**FRAGMENTO DE PÁGINA:**
La tentación de las armas y el poder del gatillo. La vida en los barrios populares de este país puede ser un continuo ejercicio de esquivar los saltos al vacío. ¿Qué mueve a las personas hacia la violencia? ¿Qué las protege? No son respuestas fáciles. Pero sí son preguntas centrales en nuestra historia como nación. La siguiente historia es la de un joven que eligió lo que otros, quizás, no hubieran elegido.

I

El personaje se llama Honorio Asdrubal Hernández Cardona y es profesional en Educación Física. Cuando hablé con él iba por la mitad de su tercera década. Ahora es mayor de 40. Me recibió en un colegio público situado en lo alto de la ladera noroccidental de la ciudad. Era media tarde y el sol arrojaba una luz de brillos plateados sobre el manto de techos que recubre el Valle de Aburrá. Cuando la reportera mexicana Alma Guillermoprieto estuvo parada en una loma de estas escribió que el corazón de Medellín, con sus edificios relumbrantes, se veía “tan lejano como la tierra de Oz”. Por teléfono, Honorio Asdrubal me había advertido que las cuadras de su casa en el barrio Popular I se encontraban en fuego cruzado. Una calentura de combos armados, drogas y asesinatos. “Hoy a las tres de la mañana se estaban dando bala. Puro fusil”. Me dijo que si a algún matón de granero le daba por montármela él no podría defenderme. Que de mil amores me hubiera atendido en su casa junto a su familia, pero no en esos días. Le dije que yo me acomodaba a su necesidad, como le quedara mejor. Añadí, en seguida, que yo creía que esos barrios de la cresta de esa ladera como Santo Domingo Savio y el Popular ya estaban calmados porque hacía rato no sonaban en noticias judiciales. “Ese barrio se calma dos años y se calienta cinco”, contestó sin ninguna ironía. Acordamos, entonces, vernos en su lugar de trabajo.

         —¿Cómo sabés que los disparos de esta madrugada eran de fusil? —le pregunté al tenerlo en frente mío, porque ser capaz de reconocer un arma según el estallido de la munición no es una habilidad menor.

         —Aprendí de armas con lo vivido en el barrio —dijo, tras una sonrisa indulgente—. Sé qué es una Magnum 357, una Prieto Beretta, una Ingram, una miniusi, un AK47, un MP5, una 7.62. De todos estos años viviendo el barrio he visto esas armas. Las distingo.

**MUESTRA DE DATOS:**
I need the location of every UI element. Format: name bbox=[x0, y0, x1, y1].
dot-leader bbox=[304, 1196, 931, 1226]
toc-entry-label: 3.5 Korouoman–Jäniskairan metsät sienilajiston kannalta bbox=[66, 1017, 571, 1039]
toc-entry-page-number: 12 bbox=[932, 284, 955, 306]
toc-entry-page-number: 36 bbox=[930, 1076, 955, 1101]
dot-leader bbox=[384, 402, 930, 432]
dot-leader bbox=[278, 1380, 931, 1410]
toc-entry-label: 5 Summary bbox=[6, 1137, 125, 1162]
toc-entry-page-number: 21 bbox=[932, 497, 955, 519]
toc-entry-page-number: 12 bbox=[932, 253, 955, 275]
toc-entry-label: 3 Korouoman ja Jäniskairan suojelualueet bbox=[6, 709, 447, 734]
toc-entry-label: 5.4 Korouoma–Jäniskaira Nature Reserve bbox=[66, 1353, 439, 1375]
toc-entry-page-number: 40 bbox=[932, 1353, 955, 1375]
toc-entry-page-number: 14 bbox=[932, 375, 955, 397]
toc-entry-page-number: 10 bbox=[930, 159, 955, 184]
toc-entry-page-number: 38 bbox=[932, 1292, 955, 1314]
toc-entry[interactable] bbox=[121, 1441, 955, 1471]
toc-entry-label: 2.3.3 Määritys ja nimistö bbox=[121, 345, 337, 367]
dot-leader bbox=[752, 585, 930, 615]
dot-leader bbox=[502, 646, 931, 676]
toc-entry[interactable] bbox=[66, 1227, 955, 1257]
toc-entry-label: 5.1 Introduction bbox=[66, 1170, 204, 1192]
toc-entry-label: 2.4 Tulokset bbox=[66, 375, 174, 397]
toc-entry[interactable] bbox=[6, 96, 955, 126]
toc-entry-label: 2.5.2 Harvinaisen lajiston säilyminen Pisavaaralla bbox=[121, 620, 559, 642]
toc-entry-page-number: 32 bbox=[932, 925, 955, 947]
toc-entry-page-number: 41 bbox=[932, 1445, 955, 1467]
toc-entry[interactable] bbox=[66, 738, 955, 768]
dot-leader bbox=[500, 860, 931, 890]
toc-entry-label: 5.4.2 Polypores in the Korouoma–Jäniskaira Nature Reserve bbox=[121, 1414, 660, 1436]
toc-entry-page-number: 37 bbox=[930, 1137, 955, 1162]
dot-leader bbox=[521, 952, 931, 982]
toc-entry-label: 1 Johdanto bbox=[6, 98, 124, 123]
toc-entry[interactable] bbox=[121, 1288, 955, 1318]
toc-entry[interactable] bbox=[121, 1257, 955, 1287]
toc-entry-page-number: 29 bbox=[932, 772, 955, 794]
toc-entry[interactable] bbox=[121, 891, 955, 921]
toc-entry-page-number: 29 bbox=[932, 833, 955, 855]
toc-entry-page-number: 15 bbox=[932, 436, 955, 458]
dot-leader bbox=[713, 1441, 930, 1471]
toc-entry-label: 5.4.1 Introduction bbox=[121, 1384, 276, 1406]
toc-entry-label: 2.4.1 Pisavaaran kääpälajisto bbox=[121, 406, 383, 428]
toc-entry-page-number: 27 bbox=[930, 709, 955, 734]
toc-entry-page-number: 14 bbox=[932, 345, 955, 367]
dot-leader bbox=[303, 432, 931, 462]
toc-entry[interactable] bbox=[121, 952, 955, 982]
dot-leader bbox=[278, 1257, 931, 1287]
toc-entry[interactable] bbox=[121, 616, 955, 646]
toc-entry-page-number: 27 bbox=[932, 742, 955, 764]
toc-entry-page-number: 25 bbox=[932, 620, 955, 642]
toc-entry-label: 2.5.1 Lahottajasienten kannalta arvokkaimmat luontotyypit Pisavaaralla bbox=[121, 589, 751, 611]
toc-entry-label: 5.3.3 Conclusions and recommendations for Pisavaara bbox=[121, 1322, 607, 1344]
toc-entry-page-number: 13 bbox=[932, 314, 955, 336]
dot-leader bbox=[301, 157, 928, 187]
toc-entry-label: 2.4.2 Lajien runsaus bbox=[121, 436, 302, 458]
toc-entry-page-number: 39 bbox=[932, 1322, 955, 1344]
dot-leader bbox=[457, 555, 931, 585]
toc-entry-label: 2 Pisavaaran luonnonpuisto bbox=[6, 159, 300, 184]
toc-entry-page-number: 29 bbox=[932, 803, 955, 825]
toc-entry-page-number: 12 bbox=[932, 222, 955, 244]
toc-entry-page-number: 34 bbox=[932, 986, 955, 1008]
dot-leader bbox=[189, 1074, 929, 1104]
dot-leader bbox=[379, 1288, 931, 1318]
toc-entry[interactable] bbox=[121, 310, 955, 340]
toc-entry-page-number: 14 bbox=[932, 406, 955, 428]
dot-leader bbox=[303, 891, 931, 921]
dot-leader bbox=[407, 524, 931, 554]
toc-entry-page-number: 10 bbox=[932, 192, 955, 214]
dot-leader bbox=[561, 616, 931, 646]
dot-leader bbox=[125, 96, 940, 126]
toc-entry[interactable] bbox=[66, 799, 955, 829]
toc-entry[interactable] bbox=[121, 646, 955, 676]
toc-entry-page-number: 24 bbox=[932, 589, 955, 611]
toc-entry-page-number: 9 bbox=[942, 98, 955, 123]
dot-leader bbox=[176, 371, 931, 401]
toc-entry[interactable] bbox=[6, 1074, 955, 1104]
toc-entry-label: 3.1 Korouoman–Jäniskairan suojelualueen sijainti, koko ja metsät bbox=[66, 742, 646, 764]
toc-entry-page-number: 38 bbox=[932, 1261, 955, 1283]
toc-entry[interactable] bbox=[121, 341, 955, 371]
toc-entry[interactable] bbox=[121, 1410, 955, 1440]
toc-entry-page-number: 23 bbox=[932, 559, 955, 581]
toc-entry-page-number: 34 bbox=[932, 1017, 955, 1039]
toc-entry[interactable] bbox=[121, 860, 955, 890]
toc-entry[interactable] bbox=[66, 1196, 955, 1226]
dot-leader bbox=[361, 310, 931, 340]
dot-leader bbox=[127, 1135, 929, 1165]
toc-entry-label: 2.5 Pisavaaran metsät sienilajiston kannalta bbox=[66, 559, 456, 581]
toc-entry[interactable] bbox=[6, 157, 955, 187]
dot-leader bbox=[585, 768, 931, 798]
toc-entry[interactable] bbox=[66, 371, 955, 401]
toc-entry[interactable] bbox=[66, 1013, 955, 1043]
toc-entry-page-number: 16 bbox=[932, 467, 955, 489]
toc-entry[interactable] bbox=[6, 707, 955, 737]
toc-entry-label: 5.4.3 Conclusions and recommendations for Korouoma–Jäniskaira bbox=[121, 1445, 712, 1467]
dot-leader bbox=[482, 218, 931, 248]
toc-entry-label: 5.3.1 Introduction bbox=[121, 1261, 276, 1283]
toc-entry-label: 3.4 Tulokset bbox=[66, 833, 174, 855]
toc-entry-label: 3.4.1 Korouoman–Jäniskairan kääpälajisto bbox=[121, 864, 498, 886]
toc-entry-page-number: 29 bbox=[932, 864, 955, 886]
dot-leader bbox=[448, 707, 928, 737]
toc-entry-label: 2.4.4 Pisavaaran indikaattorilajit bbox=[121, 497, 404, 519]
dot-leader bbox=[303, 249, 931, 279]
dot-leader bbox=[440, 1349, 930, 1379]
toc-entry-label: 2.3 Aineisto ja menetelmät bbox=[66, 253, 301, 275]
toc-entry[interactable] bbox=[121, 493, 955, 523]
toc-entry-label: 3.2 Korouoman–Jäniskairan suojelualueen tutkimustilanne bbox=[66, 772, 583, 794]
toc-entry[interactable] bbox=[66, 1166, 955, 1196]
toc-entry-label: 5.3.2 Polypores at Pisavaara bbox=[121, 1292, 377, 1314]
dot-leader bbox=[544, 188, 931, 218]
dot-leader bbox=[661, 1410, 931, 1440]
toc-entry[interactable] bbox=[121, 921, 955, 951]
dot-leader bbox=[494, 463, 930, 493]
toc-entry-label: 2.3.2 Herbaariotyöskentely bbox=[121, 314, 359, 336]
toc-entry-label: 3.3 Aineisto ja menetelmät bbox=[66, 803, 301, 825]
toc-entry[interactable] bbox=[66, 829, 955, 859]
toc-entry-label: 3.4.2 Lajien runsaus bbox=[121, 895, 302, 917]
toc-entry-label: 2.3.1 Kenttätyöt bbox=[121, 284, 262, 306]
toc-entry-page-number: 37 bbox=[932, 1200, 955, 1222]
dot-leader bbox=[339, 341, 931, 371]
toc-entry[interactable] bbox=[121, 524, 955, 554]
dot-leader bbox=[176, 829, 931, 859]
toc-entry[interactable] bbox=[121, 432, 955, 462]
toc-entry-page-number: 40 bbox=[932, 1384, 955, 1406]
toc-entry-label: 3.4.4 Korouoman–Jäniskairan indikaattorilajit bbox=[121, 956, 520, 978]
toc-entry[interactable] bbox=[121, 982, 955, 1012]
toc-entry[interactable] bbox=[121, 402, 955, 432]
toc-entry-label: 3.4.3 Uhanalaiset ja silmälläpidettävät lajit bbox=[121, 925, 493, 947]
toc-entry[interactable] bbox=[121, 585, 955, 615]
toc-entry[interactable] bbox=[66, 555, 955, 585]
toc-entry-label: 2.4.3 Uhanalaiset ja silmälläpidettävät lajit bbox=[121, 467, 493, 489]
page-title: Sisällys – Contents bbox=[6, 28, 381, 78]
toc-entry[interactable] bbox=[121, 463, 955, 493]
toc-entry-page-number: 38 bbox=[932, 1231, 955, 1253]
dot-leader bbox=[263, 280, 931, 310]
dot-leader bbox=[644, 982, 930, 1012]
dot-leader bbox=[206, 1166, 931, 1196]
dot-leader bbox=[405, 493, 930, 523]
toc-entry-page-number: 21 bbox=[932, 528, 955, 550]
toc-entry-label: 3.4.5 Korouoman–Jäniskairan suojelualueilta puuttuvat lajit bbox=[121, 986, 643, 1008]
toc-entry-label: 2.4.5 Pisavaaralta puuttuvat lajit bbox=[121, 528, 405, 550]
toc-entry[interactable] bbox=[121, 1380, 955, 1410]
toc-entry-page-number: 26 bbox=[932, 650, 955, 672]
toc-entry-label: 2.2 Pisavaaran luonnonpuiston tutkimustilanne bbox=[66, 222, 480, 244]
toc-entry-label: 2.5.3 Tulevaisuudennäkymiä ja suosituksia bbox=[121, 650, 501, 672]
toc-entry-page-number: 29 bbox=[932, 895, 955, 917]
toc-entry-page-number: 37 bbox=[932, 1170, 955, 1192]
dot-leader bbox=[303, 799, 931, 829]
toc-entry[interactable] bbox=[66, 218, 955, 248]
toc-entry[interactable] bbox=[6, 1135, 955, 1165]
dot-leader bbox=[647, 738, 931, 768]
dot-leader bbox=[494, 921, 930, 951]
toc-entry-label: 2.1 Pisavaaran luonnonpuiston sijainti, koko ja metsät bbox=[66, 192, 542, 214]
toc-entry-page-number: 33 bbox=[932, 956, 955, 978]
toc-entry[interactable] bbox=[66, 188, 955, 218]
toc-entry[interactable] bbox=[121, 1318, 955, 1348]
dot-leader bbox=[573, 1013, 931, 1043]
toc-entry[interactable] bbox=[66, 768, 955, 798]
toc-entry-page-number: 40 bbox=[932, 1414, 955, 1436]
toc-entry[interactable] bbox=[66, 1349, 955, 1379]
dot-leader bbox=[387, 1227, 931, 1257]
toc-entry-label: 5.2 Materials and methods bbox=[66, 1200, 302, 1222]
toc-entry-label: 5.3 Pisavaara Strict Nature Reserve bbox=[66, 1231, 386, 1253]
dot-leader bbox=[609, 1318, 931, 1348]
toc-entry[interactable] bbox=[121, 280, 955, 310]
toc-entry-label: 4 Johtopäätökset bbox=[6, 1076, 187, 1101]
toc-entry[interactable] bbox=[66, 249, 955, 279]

**INSTRUCCIÓN:**
Reescribe el pasaje del fragmento de página que empieza con las palabras que contienen "La tentación de" y termina con "no hubieran elegido.", sustituyendo "esquivar" por "eludir".

**RESPUESTA:**
La tentación de las armas y el poder del gatillo. La vida en los barrios populares de este país puede ser un continuo ejercicio de eludir los saltos al vacío. ¿Qué mueve a las personas hacia la violencia? ¿Qué las protege? No son respuestas fáciles. Pero sí son preguntas centrales en nuestra historia como nación. La siguiente historia es la de un joven que eligió lo que otros, quizás, no hubieran elegido.